* [Problem requirements]:
Every line containing the word "Output" needs to be found and copied.

------------------------------------

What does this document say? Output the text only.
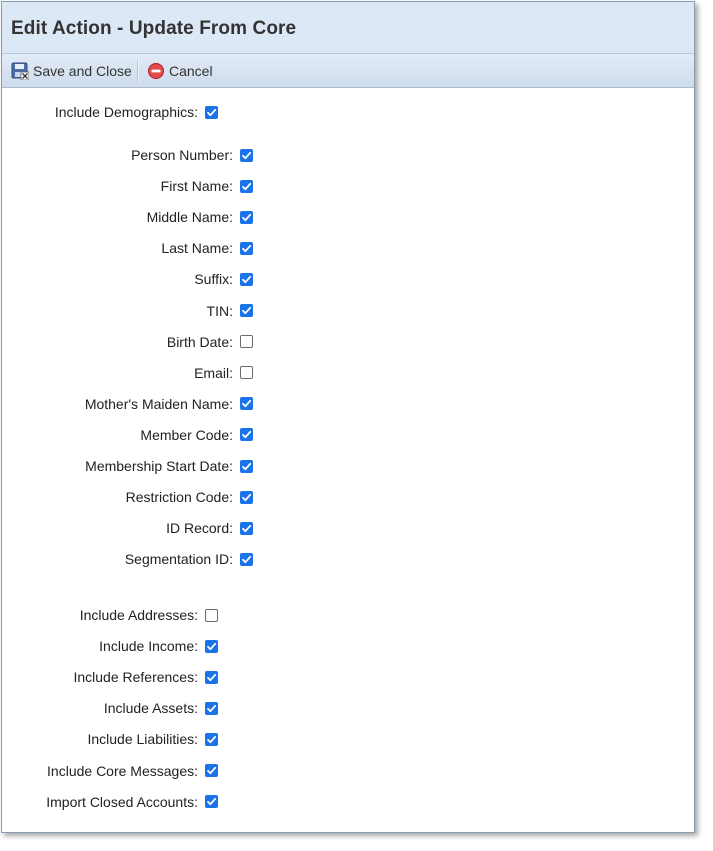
Edit Action - Update From Core
Save and Close	Cancel
Include Demographics:
Person Number:
First Name:
Middle Name:
Last Name:
Suffix:
TIN:
Birth Date:
Email:
Mother's Maiden Name:
Member Code:
Membership Start Date:
Restriction Code:
ID Record:
Segmentation ID:
Include Addresses:
Include Income:
Include References:
Include Assets:
Include Liabilities:
Include Core Messages:
Import Closed Accounts:
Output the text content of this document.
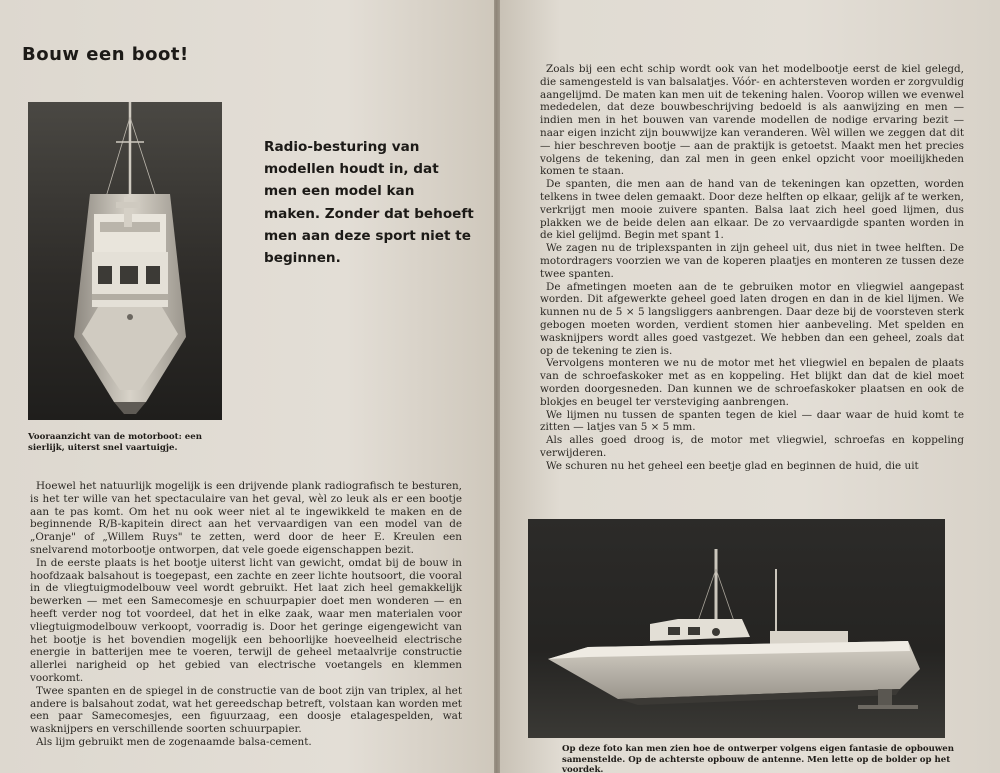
Bouw een boot!

Radio-besturing van modellen houdt in, dat men een model kan maken. Zonder dat behoeft men aan deze sport niet te beginnen.

Vooraanzicht van de motorboot: een sierlijk, uiterst snel vaartuigje.

Hoewel het natuurlijk mogelijk is een drijvende plank radiografisch te besturen, is het ter wille van het spectaculaire van het geval, wèl zo leuk als er een bootje aan te pas komt. Om het nu ook weer niet al te ingewikkeld te maken en de beginnende R/B-kapitein direct aan het vervaardigen van een model van de „Oranje" of „Willem Ruys" te zetten, werd door de heer E. Kreulen een snelvarend motorbootje ontworpen, dat vele goede eigenschappen bezit.

In de eerste plaats is het bootje uiterst licht van gewicht, omdat bij de bouw in hoofdzaak balsahout is toegepast, een zachte en zeer lichte houtsoort, die vooral in de vliegtuigmodelbouw veel wordt gebruikt. Het laat zich heel gemakkelijk bewerken — met een Samecomesje en schuurpapier doet men wonderen — en heeft verder nog tot voordeel, dat het in elke zaak, waar men materialen voor vliegtuigmodelbouw verkoopt, voorradig is. Door het geringe eigengewicht van het bootje is het bovendien mogelijk een behoorlijke hoeveelheid electrische energie in batterijen mee te voeren, terwijl de geheel metaalvrije constructie allerlei narigheid op het gebied van electrische voetangels en klemmen voorkomt.

Twee spanten en de spiegel in de constructie van de boot zijn van triplex, al het andere is balsahout zodat, wat het gereedschap betreft, volstaan kan worden met een paar Samecomesjes, een figuurzaag, een doosje etalagespelden, wat wasknijpers en verschillende soorten schuurpapier.

Als lijm gebruikt men de zogenaamde balsa-cement.

Zoals bij een echt schip wordt ook van het modelbootje eerst de kiel gelegd, die samengesteld is van balsalatjes. Vóór- en achtersteven worden er zorgvuldig aangelijmd. De maten kan men uit de tekening halen. Voorop willen we evenwel mededelen, dat deze bouwbeschrijving bedoeld is als aanwijzing en men — indien men in het bouwen van varende modellen de nodige ervaring bezit — naar eigen inzicht zijn bouwwijze kan veranderen. Wèl willen we zeggen dat dit — hier beschreven bootje — aan de praktijk is getoetst. Maakt men het precies volgens de tekening, dan zal men in geen enkel opzicht voor moeilijkheden komen te staan.

De spanten, die men aan de hand van de tekeningen kan opzetten, worden telkens in twee delen gemaakt. Door deze helften op elkaar, gelijk af te werken, verkrijgt men mooie zuivere spanten. Balsa laat zich heel goed lijmen, dus plakken we de beide delen aan elkaar. De zo vervaardigde spanten worden in de kiel gelijmd. Begin met spant 1.

We zagen nu de triplexspanten in zijn geheel uit, dus niet in twee helften. De motordragers voorzien we van de koperen plaatjes en monteren ze tussen deze twee spanten.

De afmetingen moeten aan de te gebruiken motor en vliegwiel aangepast worden. Dit afgewerkte geheel goed laten drogen en dan in de kiel lijmen. We kunnen nu de 5 × 5 langsliggers aanbrengen. Daar deze bij de voorsteven sterk gebogen moeten worden, verdient stomen hier aanbeveling. Met spelden en wasknijpers wordt alles goed vastgezet. We hebben dan een geheel, zoals dat op de tekening te zien is.

Vervolgens monteren we nu de motor met het vliegwiel en bepalen de plaats van de schroefaskoker met as en koppeling. Het blijkt dan dat de kiel moet worden doorgesneden. Dan kunnen we de schroefaskoker plaatsen en ook de blokjes en beugel ter versteviging aanbrengen.

We lijmen nu tussen de spanten tegen de kiel — daar waar de huid komt te zitten — latjes van 5 × 5 mm.

Als alles goed droog is, de motor met vliegwiel, schroefas en koppeling verwijderen.

We schuren nu het geheel een beetje glad en beginnen de huid, die uit

Op deze foto kan men zien hoe de ontwerper volgens eigen fantasie de opbouwen samenstelde. Op de achterste opbouw de antenne. Men lette op de bolder op het voordek.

------------------------------------

* [Answer for the task]:
What does this document say? Output the text only.
Output the text content of this document.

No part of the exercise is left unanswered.